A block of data
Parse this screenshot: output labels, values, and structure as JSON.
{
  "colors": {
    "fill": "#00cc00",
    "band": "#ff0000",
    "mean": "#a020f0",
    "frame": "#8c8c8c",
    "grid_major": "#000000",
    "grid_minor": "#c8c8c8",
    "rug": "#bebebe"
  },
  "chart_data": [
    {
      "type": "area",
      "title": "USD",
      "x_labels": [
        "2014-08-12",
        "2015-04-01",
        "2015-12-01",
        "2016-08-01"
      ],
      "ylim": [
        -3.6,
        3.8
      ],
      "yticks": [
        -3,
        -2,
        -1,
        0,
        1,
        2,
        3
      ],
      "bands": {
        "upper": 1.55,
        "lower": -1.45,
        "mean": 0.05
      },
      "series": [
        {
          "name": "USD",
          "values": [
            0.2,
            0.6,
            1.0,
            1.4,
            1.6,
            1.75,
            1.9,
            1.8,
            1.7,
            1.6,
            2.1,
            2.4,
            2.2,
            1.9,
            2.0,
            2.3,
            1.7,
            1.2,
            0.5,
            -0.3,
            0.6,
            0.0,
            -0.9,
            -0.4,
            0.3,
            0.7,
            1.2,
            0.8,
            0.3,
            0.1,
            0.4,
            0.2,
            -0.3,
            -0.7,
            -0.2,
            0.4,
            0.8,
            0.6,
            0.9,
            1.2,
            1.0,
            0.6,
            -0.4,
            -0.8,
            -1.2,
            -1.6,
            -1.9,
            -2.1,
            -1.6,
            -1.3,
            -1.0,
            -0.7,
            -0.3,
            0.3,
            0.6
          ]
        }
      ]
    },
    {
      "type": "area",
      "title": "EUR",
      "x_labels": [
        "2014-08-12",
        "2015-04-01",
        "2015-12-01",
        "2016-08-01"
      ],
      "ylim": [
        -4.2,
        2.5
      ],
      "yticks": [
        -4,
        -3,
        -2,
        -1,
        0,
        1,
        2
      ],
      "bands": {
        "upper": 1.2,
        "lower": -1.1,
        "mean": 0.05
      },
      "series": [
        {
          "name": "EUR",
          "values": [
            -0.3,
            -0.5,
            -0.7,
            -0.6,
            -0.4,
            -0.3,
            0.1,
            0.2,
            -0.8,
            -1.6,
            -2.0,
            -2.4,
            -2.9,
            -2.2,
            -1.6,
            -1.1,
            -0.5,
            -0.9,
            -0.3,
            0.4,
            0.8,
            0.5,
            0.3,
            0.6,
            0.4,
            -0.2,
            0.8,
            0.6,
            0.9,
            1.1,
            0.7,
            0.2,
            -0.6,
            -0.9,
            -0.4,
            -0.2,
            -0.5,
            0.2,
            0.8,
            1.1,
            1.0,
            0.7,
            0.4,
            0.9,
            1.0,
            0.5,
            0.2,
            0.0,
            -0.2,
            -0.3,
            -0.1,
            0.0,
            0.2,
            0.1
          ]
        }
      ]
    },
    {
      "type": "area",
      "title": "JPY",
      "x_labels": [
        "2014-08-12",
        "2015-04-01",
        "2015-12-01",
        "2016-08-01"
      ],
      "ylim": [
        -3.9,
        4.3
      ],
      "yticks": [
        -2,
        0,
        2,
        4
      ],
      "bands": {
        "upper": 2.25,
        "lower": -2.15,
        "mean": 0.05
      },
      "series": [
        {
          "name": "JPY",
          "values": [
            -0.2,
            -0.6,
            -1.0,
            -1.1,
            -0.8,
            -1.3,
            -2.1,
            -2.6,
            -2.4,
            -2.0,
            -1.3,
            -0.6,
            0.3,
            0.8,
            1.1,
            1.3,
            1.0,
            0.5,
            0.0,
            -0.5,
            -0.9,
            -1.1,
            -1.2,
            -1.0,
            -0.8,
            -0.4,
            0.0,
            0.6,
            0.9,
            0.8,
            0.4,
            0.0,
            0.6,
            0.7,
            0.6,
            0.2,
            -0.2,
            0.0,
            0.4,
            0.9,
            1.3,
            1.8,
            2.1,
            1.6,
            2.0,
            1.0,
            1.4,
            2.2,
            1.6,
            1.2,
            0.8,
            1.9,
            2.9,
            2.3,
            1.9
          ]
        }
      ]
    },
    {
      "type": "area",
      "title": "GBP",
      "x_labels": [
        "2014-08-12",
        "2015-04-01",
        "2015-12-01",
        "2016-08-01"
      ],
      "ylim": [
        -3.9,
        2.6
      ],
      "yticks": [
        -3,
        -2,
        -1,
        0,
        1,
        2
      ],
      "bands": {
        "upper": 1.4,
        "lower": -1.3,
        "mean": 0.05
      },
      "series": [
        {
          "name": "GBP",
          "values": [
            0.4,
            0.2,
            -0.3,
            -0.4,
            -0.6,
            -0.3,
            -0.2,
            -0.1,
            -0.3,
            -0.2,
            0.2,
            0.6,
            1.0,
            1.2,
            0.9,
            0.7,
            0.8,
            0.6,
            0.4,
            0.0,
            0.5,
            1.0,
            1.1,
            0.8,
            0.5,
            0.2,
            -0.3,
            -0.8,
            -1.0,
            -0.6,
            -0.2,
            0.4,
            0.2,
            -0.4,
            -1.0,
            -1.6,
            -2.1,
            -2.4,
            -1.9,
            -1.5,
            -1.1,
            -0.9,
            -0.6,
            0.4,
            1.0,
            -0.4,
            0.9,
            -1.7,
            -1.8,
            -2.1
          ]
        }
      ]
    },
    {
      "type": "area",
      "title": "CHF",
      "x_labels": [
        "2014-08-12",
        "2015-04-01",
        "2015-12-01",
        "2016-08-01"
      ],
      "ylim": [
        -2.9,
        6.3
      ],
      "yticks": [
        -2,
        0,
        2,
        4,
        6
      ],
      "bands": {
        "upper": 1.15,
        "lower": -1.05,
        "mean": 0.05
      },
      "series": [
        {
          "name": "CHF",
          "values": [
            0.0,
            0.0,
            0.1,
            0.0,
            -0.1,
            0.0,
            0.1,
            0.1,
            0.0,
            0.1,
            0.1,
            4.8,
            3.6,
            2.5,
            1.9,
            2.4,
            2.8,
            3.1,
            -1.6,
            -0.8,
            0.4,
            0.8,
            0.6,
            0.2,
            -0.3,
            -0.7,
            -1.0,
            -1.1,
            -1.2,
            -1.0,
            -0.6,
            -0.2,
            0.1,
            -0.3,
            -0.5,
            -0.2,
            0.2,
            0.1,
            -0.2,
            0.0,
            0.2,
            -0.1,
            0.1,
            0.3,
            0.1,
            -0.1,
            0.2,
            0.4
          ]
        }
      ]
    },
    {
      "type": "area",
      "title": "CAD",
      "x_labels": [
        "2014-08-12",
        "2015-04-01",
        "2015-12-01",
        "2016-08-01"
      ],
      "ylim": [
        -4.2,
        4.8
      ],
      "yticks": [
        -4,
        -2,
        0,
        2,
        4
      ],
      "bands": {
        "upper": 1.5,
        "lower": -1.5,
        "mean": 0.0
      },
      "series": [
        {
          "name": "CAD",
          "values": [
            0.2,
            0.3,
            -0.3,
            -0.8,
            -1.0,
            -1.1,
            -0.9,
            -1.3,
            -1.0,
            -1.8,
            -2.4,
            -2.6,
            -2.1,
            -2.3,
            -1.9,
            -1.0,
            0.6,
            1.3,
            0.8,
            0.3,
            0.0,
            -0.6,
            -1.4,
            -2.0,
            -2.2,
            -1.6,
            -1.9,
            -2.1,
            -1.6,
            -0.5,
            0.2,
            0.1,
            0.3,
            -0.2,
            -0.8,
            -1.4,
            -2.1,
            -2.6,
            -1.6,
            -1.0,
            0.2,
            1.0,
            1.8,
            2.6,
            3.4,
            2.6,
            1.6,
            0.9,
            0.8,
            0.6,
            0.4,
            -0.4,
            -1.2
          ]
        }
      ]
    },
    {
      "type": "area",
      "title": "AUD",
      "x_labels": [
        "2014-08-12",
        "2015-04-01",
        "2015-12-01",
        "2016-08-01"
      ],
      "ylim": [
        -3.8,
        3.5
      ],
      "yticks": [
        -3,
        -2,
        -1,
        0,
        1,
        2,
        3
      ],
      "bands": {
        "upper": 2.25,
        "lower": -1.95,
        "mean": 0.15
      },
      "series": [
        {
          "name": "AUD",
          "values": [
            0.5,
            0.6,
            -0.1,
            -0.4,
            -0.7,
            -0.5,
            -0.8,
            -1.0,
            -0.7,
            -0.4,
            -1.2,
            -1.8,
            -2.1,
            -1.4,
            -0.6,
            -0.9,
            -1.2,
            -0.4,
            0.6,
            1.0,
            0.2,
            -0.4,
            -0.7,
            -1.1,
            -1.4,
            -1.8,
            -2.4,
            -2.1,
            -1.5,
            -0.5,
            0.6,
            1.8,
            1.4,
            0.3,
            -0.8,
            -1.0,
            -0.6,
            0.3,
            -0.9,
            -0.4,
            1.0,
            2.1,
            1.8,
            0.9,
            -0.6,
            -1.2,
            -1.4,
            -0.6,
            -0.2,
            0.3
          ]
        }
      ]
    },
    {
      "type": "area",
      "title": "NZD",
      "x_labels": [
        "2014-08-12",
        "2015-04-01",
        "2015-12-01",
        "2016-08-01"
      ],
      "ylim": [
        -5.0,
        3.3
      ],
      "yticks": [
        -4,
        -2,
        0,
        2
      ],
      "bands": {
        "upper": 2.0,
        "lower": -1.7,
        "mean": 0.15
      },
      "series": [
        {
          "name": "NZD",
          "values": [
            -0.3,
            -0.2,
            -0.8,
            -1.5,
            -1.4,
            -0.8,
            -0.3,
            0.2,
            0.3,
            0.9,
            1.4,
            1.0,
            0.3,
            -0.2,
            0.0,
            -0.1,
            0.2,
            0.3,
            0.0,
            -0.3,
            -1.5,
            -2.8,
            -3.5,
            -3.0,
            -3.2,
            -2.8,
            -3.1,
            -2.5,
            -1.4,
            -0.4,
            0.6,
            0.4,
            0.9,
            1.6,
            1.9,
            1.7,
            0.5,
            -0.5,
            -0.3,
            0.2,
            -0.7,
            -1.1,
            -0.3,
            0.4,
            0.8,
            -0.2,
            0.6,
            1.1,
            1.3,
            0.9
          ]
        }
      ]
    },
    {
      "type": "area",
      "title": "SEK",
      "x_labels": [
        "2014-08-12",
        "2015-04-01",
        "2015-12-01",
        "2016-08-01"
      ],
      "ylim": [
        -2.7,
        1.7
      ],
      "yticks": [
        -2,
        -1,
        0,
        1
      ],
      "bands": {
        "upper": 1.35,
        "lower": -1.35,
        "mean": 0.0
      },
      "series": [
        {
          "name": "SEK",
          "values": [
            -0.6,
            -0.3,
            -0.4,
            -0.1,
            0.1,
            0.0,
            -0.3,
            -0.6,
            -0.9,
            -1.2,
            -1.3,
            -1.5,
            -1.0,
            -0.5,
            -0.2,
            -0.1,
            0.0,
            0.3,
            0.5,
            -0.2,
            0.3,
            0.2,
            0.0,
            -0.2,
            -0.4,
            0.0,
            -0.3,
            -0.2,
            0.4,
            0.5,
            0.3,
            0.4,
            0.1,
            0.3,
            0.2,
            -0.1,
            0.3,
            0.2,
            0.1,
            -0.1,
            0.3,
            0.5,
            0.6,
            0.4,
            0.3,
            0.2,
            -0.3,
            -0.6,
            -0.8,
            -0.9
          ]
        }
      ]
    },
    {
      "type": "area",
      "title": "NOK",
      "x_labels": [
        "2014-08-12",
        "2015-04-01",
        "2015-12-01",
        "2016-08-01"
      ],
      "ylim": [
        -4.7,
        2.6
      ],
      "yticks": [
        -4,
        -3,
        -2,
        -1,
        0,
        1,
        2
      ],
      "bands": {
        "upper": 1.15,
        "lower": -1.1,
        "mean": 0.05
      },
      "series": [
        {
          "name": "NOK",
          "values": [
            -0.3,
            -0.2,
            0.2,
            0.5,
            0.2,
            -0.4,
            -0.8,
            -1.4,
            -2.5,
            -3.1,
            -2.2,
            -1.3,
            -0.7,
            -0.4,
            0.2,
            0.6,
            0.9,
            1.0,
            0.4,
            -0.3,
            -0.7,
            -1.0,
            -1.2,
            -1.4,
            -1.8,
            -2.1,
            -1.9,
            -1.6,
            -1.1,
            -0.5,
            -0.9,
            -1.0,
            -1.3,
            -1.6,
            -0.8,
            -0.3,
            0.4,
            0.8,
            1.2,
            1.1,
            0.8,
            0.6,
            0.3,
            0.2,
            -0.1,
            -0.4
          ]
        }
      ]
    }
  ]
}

■ Problem requirements ■
Of the lines in the records, how many contain the word "lower"? Answer with the number and nothing else.

■ Written answer ■
10